WORK TO DO
Within the records that follow, find every line containing the string "which". Copy those lines.

GIVEN RECORDS
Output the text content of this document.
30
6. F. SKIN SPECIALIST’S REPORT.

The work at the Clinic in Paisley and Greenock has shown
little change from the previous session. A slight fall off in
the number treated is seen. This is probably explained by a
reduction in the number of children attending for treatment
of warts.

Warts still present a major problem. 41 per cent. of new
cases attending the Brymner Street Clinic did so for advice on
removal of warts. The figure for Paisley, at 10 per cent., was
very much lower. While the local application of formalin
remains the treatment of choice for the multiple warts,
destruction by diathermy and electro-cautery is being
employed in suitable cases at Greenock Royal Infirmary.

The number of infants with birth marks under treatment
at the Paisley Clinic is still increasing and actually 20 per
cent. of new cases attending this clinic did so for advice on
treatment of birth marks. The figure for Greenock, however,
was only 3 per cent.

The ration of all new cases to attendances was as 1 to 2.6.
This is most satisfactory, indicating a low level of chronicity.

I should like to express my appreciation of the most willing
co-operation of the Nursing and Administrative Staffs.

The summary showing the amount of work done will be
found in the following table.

---

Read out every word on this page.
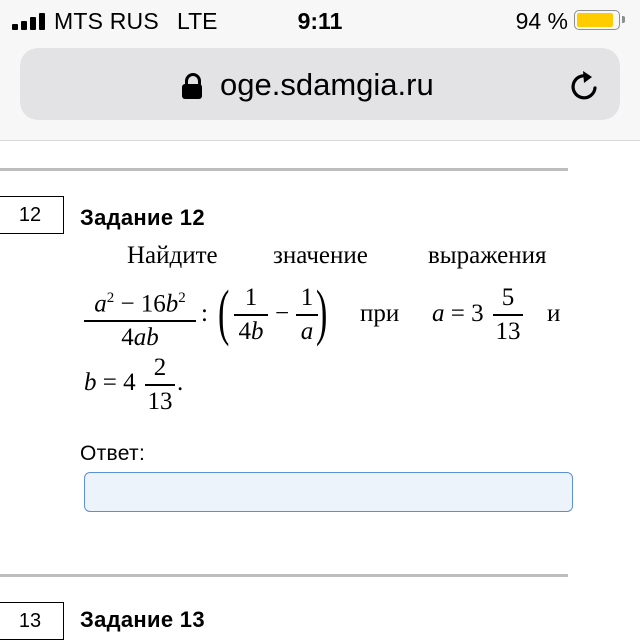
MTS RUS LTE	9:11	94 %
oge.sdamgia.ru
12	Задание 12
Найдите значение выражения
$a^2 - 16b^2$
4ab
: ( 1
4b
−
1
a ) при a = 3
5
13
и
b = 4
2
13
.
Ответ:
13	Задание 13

...

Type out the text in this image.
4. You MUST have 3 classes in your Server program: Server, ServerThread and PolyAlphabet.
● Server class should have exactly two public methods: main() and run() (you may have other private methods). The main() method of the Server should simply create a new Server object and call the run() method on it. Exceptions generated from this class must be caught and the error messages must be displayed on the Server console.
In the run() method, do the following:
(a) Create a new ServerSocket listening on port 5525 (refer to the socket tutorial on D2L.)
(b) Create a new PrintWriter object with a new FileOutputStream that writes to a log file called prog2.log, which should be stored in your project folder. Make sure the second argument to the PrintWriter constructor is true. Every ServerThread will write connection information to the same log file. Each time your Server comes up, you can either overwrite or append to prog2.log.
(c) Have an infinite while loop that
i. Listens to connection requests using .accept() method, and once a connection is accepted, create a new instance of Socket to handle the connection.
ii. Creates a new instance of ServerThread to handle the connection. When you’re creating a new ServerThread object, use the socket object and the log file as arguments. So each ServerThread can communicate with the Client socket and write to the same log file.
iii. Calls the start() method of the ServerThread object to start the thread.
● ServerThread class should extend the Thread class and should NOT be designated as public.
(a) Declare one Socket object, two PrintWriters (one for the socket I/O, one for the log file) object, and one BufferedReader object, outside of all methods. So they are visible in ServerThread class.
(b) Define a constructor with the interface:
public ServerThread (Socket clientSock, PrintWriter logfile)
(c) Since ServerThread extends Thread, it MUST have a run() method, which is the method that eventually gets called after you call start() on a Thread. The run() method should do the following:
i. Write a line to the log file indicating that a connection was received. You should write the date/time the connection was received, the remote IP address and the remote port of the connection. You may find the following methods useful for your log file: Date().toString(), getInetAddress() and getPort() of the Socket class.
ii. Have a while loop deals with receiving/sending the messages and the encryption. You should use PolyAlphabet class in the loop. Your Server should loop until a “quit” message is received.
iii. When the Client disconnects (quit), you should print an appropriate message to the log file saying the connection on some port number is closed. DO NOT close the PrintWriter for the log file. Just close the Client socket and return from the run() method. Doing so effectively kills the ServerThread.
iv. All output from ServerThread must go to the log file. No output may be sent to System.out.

EXERCISE RESULT
(b) Create a new PrintWriter object with a new FileOutputStream that writes to a log file called prog2.log, which should be stored in your project folder. Make sure the second argument to the PrintWriter constructor is true. Every ServerThread will write connection information to the same log file. Each time your Server comes up, you can either overwrite or append to prog2.log.
(c) Since ServerThread extends Thread, it MUST have a run() method, which is the method that eventually gets called after you call start() on a Thread. The run() method should do the following:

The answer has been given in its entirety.